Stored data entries
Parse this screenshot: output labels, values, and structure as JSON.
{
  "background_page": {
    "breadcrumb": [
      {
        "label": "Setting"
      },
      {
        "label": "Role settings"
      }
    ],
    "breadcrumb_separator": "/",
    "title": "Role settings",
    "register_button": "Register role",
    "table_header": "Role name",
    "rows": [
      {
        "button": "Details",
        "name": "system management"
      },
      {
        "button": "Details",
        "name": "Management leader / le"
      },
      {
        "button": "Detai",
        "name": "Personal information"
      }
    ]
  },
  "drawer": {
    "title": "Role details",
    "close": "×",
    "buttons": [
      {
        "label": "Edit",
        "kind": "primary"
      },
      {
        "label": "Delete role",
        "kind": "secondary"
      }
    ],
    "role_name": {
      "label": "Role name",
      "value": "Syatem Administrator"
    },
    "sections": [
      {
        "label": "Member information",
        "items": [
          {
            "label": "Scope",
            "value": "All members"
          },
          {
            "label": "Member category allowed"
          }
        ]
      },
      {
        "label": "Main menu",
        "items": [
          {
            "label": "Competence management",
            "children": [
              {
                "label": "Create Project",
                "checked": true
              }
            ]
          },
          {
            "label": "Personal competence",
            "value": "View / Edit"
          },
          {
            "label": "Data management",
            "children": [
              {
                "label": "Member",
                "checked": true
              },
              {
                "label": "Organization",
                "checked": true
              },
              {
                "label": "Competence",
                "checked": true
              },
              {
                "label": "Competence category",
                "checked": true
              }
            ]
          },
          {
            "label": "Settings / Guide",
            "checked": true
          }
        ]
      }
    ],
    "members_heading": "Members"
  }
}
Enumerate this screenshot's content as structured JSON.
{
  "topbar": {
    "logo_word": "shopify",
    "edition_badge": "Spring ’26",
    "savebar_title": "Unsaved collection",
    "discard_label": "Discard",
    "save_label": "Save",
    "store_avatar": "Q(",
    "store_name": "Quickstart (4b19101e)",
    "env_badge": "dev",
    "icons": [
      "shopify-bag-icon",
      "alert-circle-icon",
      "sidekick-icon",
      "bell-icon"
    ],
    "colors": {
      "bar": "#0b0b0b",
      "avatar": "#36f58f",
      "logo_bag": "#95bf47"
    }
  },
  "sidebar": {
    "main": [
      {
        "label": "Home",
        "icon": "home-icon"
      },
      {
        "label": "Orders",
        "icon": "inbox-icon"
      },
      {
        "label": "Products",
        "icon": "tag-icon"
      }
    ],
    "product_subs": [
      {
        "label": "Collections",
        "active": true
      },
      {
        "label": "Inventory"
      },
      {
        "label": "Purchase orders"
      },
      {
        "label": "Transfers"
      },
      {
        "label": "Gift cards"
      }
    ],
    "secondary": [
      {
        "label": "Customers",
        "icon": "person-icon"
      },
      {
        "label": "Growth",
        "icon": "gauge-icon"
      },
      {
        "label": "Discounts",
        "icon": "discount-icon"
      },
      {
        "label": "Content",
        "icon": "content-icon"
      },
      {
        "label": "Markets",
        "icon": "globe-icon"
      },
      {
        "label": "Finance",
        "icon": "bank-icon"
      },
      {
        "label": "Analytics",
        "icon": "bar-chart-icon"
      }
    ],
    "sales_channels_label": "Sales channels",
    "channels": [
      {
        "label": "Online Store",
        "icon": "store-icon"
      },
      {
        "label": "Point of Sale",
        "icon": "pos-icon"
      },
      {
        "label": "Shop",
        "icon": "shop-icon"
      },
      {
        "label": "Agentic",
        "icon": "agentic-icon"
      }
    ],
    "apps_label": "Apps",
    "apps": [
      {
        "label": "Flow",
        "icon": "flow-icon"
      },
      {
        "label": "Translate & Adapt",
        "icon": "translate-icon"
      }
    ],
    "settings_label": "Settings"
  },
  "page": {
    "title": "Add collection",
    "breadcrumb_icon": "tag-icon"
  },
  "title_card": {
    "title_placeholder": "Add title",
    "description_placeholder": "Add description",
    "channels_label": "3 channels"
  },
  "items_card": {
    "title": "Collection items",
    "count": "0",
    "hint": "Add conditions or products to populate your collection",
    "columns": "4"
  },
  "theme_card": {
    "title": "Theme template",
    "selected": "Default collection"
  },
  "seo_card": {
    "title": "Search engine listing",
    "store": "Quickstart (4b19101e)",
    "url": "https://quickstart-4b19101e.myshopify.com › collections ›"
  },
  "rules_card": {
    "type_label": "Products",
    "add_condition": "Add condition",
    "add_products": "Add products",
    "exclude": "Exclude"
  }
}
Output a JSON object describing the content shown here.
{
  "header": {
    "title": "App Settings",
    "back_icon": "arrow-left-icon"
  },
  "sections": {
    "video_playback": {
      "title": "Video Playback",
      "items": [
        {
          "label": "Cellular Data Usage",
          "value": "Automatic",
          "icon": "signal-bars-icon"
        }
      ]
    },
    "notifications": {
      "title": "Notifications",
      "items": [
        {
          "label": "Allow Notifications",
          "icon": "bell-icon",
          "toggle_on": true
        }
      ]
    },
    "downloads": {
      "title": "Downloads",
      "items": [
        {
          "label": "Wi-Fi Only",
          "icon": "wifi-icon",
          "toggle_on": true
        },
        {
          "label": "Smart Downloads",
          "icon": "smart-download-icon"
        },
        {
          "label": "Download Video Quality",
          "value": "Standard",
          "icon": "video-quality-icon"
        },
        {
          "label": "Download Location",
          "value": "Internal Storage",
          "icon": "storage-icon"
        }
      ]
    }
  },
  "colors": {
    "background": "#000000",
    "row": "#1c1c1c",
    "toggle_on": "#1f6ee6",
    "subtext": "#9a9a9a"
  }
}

The exercise: Retype every entry above, word for word.

Response to the task:
Parse this screenshot: output labels, values, and structure as JSON.
{
  "background_page": {
    "breadcrumb": [
      {
        "label": "Setting"
      },
      {
        "label": "Role settings"
      }
    ],
    "breadcrumb_separator": "/",
    "title": "Role settings",
    "register_button": "Register role",
    "table_header": "Role name",
    "rows": [
      {
        "button": "Details",
        "name": "system management"
      },
      {
        "button": "Details",
        "name": "Management leader / le"
      },
      {
        "button": "Detai",
        "name": "Personal information"
      }
    ]
  },
  "drawer": {
    "title": "Role details",
    "close": "×",
    "buttons": [
      {
        "label": "Edit",
        "kind": "primary"
      },
      {
        "label": "Delete role",
        "kind": "secondary"
      }
    ],
    "role_name": {
      "label": "Role name",
      "value": "Syatem Administrator"
    },
    "sections": [
      {
        "label": "Member information",
        "items": [
          {
            "label": "Scope",
            "value": "All members"
          },
          {
            "label": "Member category allowed"
          }
        ]
      },
      {
        "label": "Main menu",
        "items": [
          {
            "label": "Competence management",
            "children": [
              {
                "label": "Create Project",
                "checked": true
              }
            ]
          },
          {
            "label": "Personal competence",
            "value": "View / Edit"
          },
          {
            "label": "Data management",
            "children": [
              {
                "label": "Member",
                "checked": true
              },
              {
                "label": "Organization",
                "checked": true
              },
              {
                "label": "Competence",
                "checked": true
              },
              {
                "label": "Competence category",
                "checked": true
              }
            ]
          },
          {
            "label": "Settings / Guide",
            "checked": true
          }
        ]
      }
    ],
    "members_heading": "Members"
  }
}
Enumerate this screenshot's content as structured JSON.
{
  "topbar": {
    "logo_word": "shopify",
    "edition_badge": "Spring ’26",
    "savebar_title": "Unsaved collection",
    "discard_label": "Discard",
    "save_label": "Save",
    "store_avatar": "Q(",
    "store_name": "Quickstart (4b19101e)",
    "env_badge": "dev",
    "icons": [
      "shopify-bag-icon",
      "alert-circle-icon",
      "sidekick-icon",
      "bell-icon"
    ],
    "colors": {
      "bar": "#0b0b0b",
      "avatar": "#36f58f",
      "logo_bag": "#95bf47"
    }
  },
  "sidebar": {
    "main": [
      {
        "label": "Home",
        "icon": "home-icon"
      },
      {
        "label": "Orders",
        "icon": "inbox-icon"
      },
      {
        "label": "Products",
        "icon": "tag-icon"
      }
    ],
    "product_subs": [
      {
        "label": "Collections",
        "active": true
      },
      {
        "label": "Inventory"
      },
      {
        "label": "Purchase orders"
      },
      {
        "label": "Transfers"
      },
      {
        "label": "Gift cards"
      }
    ],
    "secondary": [
      {
        "label": "Customers",
        "icon": "person-icon"
      },
      {
        "label": "Growth",
        "icon": "gauge-icon"
      },
      {
        "label": "Discounts",
        "icon": "discount-icon"
      },
      {
        "label": "Content",
        "icon": "content-icon"
      },
      {
        "label": "Markets",
        "icon": "globe-icon"
      },
      {
        "label": "Finance",
        "icon": "bank-icon"
      },
      {
        "label": "Analytics",
        "icon": "bar-chart-icon"
      }
    ],
    "sales_channels_label": "Sales channels",
    "channels": [
      {
        "label": "Online Store",
        "icon": "store-icon"
      },
      {
        "label": "Point of Sale",
        "icon": "pos-icon"
      },
      {
        "label": "Shop",
        "icon": "shop-icon"
      },
      {
        "label": "Agentic",
        "icon": "agentic-icon"
      }
    ],
    "apps_label": "Apps",
    "apps": [
      {
        "label": "Flow",
        "icon": "flow-icon"
      },
      {
        "label": "Translate & Adapt",
        "icon": "translate-icon"
      }
    ],
    "settings_label": "Settings"
  },
  "page": {
    "title": "Add collection",
    "breadcrumb_icon": "tag-icon"
  },
  "title_card": {
    "title_placeholder": "Add title",
    "description_placeholder": "Add description",
    "channels_label": "3 channels"
  },
  "items_card": {
    "title": "Collection items",
    "count": "0",
    "hint": "Add conditions or products to populate your collection",
    "columns": "4"
  },
  "theme_card": {
    "title": "Theme template",
    "selected": "Default collection"
  },
  "seo_card": {
    "title": "Search engine listing",
    "store": "Quickstart (4b19101e)",
    "url": "https://quickstart-4b19101e.myshopify.com › collections ›"
  },
  "rules_card": {
    "type_label": "Products",
    "add_condition": "Add condition",
    "add_products": "Add products",
    "exclude": "Exclude"
  }
}
Output a JSON object describing the content shown here.
{
  "header": {
    "title": "App Settings",
    "back_icon": "arrow-left-icon"
  },
  "sections": {
    "video_playback": {
      "title": "Video Playback",
      "items": [
        {
          "label": "Cellular Data Usage",
          "value": "Automatic",
          "icon": "signal-bars-icon"
        }
      ]
    },
    "notifications": {
      "title": "Notifications",
      "items": [
        {
          "label": "Allow Notifications",
          "icon": "bell-icon",
          "toggle_on": true
        }
      ]
    },
    "downloads": {
      "title": "Downloads",
      "items": [
        {
          "label": "Wi-Fi Only",
          "icon": "wifi-icon",
          "toggle_on": true
        },
        {
          "label": "Smart Downloads",
          "icon": "smart-download-icon"
        },
        {
          "label": "Download Video Quality",
          "value": "Standard",
          "icon": "video-quality-icon"
        },
        {
          "label": "Download Location",
          "value": "Internal Storage",
          "icon": "storage-icon"
        }
      ]
    }
  },
  "colors": {
    "background": "#000000",
    "row": "#1c1c1c",
    "toggle_on": "#1f6ee6",
    "subtext": "#9a9a9a"
  }
}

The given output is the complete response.